### TEXT TO READ
Irish Eyes Aren’t Smiling: Decapitation in Medieval Ireland

Written by: Katy Meyers Emery

Primary Source: Bones Don’t Lie

Judith slaying Holofernes by Adam Ehlsheimer, from Wikimedia Commons

Judith slaying Holofernes by Adam Ehlsheimer, from Wikimedia Commons

Beheading was a popular mode of execution throughout human history- it is dramatic, final and is often part of a public display of power by the victors over the soon to be deceased. Whenever I think about this type of execution, I think back to the famous paintings of Judith slaying Holofernes. When I was a high school student, I took a summer art course where we had to do a large oil painting as our final project. I did a version of Judith slaying Holofernes, complete with a triumphant female in purple robes holding a bloodied sword and a decapitated head. Perhaps it isn’t surprising then that I’m a mortuary archaeologist… Moving on, decapitation and beheading actually have quite a long history, although it can be difficult to interpret this from the archaeological record. In addition to the execution style of head removal, we’ve seen certain cases where heads were removed after death as a form of ancestor veneration (see this article on Neolithic burials from the Near East and this one on gladiators), so the removal of the head cannot be assumed to mean something negative or violent- we need to look closely at the context and bioarchaeology.

### SUPPLIED MATERIAL
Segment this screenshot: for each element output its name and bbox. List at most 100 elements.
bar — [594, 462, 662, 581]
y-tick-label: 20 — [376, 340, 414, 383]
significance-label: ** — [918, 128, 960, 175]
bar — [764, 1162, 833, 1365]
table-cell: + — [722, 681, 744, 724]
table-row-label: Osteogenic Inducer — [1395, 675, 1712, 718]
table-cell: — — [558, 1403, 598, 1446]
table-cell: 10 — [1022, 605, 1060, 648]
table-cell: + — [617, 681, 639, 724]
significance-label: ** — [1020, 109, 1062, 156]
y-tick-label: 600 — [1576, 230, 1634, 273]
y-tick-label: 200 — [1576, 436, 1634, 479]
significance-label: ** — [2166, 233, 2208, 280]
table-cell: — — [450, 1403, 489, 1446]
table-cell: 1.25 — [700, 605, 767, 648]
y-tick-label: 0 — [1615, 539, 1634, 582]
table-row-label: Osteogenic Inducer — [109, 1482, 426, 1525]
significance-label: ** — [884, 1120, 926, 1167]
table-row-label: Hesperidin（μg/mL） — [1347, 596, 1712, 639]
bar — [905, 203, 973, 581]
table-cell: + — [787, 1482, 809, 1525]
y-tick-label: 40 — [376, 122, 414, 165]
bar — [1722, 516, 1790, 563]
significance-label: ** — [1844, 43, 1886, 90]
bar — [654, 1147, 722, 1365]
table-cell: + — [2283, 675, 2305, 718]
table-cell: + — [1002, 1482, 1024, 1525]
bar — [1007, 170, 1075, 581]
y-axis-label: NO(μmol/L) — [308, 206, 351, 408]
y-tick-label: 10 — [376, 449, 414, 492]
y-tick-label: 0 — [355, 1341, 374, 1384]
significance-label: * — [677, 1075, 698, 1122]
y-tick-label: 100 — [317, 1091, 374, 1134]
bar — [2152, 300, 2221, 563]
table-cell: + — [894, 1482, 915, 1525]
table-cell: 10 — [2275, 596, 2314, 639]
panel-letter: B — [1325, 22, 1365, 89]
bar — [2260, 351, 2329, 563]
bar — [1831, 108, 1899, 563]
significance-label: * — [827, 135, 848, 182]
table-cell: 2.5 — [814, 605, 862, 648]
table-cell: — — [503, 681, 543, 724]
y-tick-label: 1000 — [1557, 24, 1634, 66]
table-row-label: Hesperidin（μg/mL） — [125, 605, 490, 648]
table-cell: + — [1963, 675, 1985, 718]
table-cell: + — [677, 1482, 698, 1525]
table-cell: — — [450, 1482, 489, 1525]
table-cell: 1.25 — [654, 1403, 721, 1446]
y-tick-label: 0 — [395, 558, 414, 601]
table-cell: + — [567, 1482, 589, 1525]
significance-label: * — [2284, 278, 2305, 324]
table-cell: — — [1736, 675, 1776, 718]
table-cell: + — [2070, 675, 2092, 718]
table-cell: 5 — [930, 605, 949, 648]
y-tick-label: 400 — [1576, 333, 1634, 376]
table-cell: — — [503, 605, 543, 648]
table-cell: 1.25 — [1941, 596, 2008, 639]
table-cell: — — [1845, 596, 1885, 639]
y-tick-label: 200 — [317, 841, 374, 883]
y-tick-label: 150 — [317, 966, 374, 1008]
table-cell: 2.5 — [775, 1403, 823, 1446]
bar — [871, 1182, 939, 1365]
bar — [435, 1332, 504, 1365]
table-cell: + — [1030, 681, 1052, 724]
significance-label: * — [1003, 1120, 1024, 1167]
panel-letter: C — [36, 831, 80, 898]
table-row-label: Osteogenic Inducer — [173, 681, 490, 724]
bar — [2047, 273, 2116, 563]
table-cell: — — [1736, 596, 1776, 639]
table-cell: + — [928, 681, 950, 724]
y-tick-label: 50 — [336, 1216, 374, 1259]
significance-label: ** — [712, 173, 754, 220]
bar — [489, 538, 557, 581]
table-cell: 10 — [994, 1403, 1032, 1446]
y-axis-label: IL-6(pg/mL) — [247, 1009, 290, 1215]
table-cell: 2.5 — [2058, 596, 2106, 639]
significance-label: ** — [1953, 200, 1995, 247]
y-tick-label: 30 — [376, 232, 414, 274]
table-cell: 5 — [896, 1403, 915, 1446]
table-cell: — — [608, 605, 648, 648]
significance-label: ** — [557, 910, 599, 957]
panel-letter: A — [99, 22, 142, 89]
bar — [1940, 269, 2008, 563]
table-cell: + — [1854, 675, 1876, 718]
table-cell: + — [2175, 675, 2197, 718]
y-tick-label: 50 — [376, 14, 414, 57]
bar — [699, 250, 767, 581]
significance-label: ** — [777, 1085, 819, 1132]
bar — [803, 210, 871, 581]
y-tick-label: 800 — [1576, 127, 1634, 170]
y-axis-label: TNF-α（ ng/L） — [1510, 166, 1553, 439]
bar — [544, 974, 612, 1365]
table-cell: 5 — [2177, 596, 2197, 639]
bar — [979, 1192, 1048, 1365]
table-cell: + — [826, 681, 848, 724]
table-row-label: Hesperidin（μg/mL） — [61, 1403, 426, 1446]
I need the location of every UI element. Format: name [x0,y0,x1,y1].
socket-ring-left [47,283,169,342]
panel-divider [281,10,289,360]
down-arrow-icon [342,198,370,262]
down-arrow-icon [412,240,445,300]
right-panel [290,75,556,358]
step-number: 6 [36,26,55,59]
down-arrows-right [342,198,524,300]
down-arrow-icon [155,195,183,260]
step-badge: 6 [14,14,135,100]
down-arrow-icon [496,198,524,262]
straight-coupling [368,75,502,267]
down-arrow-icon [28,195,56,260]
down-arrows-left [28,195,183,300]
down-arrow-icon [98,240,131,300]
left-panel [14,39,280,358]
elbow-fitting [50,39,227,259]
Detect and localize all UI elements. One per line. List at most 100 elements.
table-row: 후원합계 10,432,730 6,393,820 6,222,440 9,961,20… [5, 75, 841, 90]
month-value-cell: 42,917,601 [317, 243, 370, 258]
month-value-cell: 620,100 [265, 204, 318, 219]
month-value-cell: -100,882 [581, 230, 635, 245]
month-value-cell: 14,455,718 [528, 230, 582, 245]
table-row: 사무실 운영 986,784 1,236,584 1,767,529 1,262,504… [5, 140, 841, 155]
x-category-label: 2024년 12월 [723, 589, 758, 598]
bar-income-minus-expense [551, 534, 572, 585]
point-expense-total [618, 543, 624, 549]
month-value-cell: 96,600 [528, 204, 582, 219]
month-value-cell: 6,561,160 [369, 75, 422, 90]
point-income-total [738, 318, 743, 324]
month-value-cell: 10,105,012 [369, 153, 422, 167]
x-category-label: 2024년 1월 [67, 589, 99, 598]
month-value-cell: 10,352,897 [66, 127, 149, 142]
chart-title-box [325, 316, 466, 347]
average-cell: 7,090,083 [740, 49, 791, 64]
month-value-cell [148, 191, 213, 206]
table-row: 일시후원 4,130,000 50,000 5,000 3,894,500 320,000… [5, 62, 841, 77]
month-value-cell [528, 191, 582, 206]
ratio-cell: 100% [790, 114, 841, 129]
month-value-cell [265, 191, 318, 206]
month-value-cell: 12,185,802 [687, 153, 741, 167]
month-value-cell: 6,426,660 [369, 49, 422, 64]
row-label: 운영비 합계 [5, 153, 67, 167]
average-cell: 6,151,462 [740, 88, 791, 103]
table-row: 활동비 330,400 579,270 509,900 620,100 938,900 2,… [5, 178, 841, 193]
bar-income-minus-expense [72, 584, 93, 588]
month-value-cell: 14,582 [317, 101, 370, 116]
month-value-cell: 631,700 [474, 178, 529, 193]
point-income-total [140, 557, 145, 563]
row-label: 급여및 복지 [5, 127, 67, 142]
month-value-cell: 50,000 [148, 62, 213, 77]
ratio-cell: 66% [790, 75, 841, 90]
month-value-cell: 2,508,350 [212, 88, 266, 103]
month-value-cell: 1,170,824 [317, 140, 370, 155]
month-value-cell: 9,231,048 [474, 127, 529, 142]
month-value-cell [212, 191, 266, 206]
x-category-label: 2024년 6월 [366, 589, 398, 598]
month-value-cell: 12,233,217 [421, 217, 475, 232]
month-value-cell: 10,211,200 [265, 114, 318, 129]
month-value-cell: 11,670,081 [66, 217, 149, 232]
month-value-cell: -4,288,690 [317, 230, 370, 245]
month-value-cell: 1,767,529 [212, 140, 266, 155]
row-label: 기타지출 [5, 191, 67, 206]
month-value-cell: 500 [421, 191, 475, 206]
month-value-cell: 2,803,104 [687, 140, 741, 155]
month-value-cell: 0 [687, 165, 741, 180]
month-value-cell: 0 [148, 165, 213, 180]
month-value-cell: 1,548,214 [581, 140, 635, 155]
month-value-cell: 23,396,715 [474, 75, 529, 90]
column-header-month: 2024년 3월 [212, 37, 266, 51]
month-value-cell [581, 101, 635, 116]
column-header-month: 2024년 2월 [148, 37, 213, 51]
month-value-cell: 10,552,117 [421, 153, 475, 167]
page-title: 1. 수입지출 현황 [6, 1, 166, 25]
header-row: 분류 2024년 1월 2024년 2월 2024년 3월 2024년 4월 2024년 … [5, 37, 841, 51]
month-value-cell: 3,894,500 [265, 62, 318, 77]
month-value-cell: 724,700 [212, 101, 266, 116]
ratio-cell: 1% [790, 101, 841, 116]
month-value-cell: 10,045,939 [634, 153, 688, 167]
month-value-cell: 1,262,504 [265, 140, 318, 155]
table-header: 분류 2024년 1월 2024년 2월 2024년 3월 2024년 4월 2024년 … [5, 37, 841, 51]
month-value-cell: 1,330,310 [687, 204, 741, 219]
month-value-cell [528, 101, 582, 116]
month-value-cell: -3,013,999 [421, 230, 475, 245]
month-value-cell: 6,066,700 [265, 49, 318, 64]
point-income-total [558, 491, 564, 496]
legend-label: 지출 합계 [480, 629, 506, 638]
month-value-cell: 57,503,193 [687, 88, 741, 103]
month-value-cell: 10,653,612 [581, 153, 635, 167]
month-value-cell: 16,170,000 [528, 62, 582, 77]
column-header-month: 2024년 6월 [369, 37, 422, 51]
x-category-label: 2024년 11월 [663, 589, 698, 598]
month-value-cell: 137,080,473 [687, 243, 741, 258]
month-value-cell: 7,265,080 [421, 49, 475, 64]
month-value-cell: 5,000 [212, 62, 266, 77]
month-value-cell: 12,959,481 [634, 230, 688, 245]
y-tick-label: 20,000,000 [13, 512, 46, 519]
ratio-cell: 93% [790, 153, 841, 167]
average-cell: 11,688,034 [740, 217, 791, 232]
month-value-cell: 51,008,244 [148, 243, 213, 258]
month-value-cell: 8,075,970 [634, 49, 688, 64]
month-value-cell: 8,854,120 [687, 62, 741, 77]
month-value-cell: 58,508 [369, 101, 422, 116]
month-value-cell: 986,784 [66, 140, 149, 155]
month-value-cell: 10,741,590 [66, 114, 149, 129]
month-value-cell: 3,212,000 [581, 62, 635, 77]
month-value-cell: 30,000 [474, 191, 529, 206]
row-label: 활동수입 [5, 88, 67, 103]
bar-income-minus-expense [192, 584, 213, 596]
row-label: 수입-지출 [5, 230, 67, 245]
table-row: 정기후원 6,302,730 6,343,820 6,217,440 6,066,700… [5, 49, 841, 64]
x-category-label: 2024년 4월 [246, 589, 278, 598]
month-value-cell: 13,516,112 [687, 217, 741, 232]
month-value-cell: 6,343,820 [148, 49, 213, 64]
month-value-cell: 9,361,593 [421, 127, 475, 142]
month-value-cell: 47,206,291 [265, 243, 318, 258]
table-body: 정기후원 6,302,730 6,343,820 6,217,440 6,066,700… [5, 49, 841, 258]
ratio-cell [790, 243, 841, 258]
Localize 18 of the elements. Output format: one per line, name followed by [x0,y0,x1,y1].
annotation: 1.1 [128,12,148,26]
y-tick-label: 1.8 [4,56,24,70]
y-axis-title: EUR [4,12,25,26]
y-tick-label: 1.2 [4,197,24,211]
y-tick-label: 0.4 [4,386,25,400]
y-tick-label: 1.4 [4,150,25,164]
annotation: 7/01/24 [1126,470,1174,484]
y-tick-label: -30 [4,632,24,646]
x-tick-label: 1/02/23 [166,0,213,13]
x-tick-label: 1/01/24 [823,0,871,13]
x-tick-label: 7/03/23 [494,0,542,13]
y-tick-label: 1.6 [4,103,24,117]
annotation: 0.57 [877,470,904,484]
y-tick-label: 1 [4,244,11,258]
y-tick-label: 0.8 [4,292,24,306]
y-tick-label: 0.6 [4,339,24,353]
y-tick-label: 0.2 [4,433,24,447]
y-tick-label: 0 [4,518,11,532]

### EXERCISE REQUIREMENTS
**1)** Answer these questions about the post on decapitation in medieval Ireland:
(a) Who is credited with the painting of Judith slaying Holofernes shown with the post?
(b) What color were the robes of the female figure in the painting the writer made in high school?
(c) Apart from execution, what reason does the post give for heads sometimes being removed after death?
**2)** Pick up the post on decapitation in medieval Ireland after its final sentence and keep writing.
The rows aren't needed for anything here.

### RESULTS OF THE EXERCISE
**1)**
(a) Adam Ehlsheimer
(b) Purple
(c) Ancestor veneration

**2)**
First, let’s quickly review some terms. Decapitation comes from the Latin capitis- meaning head, and is the separation of the head from the body which results in death. Severing the head causes all other organs within the body to fail and deprives the brain of oxygen. Beheading in particular refers to an intentional decapitation- including murder or execution. These terms don’t refer to the method of decapitation, so it can be done with axe, sword, knife, wire, or guillotine. In beheadings, the act is carried out by a professional executioner known as a ‘headsman’.

A new article by Carty (2015) examines osteological evidence for decapitation from different skeletal assemblages from the Irish medieval period (6th to 16th century). Text from this period argues that decapitation was used primarily in warfare and as a form of punishment. Execution by beheading was performed with the individual either kneeling or standing in this period. Carty’s (2015) goal is to used the skeletal material to examine whether decapitation was occurring in this fashion, execution style, or if the finding of displaced skulls in the archaeological record might have another interpretation such as trophy display or ancestor veneration.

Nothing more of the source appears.